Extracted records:

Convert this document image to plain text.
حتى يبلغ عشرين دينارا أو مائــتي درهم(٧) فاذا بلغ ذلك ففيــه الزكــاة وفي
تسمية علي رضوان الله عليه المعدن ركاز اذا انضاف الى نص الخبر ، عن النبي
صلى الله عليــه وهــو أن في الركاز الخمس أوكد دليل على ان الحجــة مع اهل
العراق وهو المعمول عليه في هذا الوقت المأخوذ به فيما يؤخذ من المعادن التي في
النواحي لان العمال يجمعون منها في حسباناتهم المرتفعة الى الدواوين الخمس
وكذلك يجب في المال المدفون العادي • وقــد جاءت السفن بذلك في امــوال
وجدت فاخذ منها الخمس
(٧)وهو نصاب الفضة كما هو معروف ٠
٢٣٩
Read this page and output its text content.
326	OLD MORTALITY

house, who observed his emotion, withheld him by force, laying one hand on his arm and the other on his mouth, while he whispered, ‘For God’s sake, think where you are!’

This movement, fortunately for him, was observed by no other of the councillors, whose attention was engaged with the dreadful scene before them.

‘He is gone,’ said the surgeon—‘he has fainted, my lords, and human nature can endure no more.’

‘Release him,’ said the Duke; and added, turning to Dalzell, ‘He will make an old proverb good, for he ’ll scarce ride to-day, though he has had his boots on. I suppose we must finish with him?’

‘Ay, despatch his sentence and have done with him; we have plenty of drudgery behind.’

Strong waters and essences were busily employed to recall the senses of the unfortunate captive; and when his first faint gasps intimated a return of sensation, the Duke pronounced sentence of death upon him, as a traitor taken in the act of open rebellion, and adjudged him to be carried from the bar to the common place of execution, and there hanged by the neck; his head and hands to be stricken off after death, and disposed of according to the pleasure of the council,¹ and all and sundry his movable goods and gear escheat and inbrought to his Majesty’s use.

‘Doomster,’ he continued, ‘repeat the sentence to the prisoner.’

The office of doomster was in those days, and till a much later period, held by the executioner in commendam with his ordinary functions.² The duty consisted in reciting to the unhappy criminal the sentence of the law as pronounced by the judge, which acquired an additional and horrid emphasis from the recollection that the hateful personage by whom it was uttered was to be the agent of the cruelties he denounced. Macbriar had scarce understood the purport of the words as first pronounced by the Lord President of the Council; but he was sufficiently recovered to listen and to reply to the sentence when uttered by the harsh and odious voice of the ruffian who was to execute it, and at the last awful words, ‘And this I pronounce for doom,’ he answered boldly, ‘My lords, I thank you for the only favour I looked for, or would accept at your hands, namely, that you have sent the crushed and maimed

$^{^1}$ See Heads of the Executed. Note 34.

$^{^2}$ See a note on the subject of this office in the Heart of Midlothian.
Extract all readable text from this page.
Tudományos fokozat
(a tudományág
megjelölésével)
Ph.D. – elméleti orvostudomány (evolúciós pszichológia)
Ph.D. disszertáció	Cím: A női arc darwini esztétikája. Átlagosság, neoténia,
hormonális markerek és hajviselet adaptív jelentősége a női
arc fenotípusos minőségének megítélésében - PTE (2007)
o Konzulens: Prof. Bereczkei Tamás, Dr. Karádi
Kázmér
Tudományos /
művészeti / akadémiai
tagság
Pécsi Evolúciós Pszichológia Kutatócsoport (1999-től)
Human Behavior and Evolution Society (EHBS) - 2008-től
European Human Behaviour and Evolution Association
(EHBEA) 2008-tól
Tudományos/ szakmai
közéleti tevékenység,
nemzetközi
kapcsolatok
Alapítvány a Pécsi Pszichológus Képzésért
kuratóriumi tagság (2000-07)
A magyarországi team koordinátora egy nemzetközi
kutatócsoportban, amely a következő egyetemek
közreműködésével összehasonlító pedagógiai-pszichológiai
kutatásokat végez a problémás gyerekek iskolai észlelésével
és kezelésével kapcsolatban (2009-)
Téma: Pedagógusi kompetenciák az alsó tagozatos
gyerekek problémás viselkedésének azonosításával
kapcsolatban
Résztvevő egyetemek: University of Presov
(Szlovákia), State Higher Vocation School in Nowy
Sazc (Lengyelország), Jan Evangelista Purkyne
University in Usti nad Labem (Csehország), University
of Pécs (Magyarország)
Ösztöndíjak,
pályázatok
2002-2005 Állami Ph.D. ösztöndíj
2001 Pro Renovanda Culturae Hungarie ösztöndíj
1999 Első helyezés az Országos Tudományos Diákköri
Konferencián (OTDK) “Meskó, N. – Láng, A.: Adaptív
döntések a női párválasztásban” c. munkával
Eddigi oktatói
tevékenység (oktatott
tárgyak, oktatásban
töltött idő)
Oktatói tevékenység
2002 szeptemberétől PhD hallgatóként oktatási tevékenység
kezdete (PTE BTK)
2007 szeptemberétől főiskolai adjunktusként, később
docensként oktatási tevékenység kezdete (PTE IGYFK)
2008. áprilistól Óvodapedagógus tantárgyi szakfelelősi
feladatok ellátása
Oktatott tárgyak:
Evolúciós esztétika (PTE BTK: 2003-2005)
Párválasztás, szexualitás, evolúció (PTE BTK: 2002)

OBJECTIVE: Extract the listing in its entirety, matching it exactly.

EXERCISE OUTPUT:
Convert this document image to plain text.
حتى يبلغ عشرين دينارا أو مائــتي درهم(٧) فاذا بلغ ذلك ففيــه الزكــاة وفي
تسمية علي رضوان الله عليه المعدن ركاز اذا انضاف الى نص الخبر ، عن النبي
صلى الله عليــه وهــو أن في الركاز الخمس أوكد دليل على ان الحجــة مع اهل
العراق وهو المعمول عليه في هذا الوقت المأخوذ به فيما يؤخذ من المعادن التي في
النواحي لان العمال يجمعون منها في حسباناتهم المرتفعة الى الدواوين الخمس
وكذلك يجب في المال المدفون العادي • وقــد جاءت السفن بذلك في امــوال
وجدت فاخذ منها الخمس
(٧)وهو نصاب الفضة كما هو معروف ٠
٢٣٩
Read this page and output its text content.
326	OLD MORTALITY

house, who observed his emotion, withheld him by force, laying one hand on his arm and the other on his mouth, while he whispered, ‘For God’s sake, think where you are!’

This movement, fortunately for him, was observed by no other of the councillors, whose attention was engaged with the dreadful scene before them.

‘He is gone,’ said the surgeon—‘he has fainted, my lords, and human nature can endure no more.’

‘Release him,’ said the Duke; and added, turning to Dalzell, ‘He will make an old proverb good, for he ’ll scarce ride to-day, though he has had his boots on. I suppose we must finish with him?’

‘Ay, despatch his sentence and have done with him; we have plenty of drudgery behind.’

Strong waters and essences were busily employed to recall the senses of the unfortunate captive; and when his first faint gasps intimated a return of sensation, the Duke pronounced sentence of death upon him, as a traitor taken in the act of open rebellion, and adjudged him to be carried from the bar to the common place of execution, and there hanged by the neck; his head and hands to be stricken off after death, and disposed of according to the pleasure of the council,¹ and all and sundry his movable goods and gear escheat and inbrought to his Majesty’s use.

‘Doomster,’ he continued, ‘repeat the sentence to the prisoner.’

The office of doomster was in those days, and till a much later period, held by the executioner in commendam with his ordinary functions.² The duty consisted in reciting to the unhappy criminal the sentence of the law as pronounced by the judge, which acquired an additional and horrid emphasis from the recollection that the hateful personage by whom it was uttered was to be the agent of the cruelties he denounced. Macbriar had scarce understood the purport of the words as first pronounced by the Lord President of the Council; but he was sufficiently recovered to listen and to reply to the sentence when uttered by the harsh and odious voice of the ruffian who was to execute it, and at the last awful words, ‘And this I pronounce for doom,’ he answered boldly, ‘My lords, I thank you for the only favour I looked for, or would accept at your hands, namely, that you have sent the crushed and maimed

$^{^1}$ See Heads of the Executed. Note 34.

$^{^2}$ See a note on the subject of this office in the Heart of Midlothian.
Extract all readable text from this page.
Tudományos fokozat
(a tudományág
megjelölésével)
Ph.D. – elméleti orvostudomány (evolúciós pszichológia)
Ph.D. disszertáció	Cím: A női arc darwini esztétikája. Átlagosság, neoténia,
hormonális markerek és hajviselet adaptív jelentősége a női
arc fenotípusos minőségének megítélésében - PTE (2007)
o Konzulens: Prof. Bereczkei Tamás, Dr. Karádi
Kázmér
Tudományos /
művészeti / akadémiai
tagság
Pécsi Evolúciós Pszichológia Kutatócsoport (1999-től)
Human Behavior and Evolution Society (EHBS) - 2008-től
European Human Behaviour and Evolution Association
(EHBEA) 2008-tól
Tudományos/ szakmai
közéleti tevékenység,
nemzetközi
kapcsolatok
Alapítvány a Pécsi Pszichológus Képzésért
kuratóriumi tagság (2000-07)
A magyarországi team koordinátora egy nemzetközi
kutatócsoportban, amely a következő egyetemek
közreműködésével összehasonlító pedagógiai-pszichológiai
kutatásokat végez a problémás gyerekek iskolai észlelésével
és kezelésével kapcsolatban (2009-)
Téma: Pedagógusi kompetenciák az alsó tagozatos
gyerekek problémás viselkedésének azonosításával
kapcsolatban
Résztvevő egyetemek: University of Presov
(Szlovákia), State Higher Vocation School in Nowy
Sazc (Lengyelország), Jan Evangelista Purkyne
University in Usti nad Labem (Csehország), University
of Pécs (Magyarország)
Ösztöndíjak,
pályázatok
2002-2005 Állami Ph.D. ösztöndíj
2001 Pro Renovanda Culturae Hungarie ösztöndíj
1999 Első helyezés az Országos Tudományos Diákköri
Konferencián (OTDK) “Meskó, N. – Láng, A.: Adaptív
döntések a női párválasztásban” c. munkával
Eddigi oktatói
tevékenység (oktatott
tárgyak, oktatásban
töltött idő)
Oktatói tevékenység
2002 szeptemberétől PhD hallgatóként oktatási tevékenység
kezdete (PTE BTK)
2007 szeptemberétől főiskolai adjunktusként, később
docensként oktatási tevékenység kezdete (PTE IGYFK)
2008. áprilistól Óvodapedagógus tantárgyi szakfelelősi
feladatok ellátása
Oktatott tárgyak:
Evolúciós esztétika (PTE BTK: 2003-2005)
Párválasztás, szexualitás, evolúció (PTE BTK: 2002)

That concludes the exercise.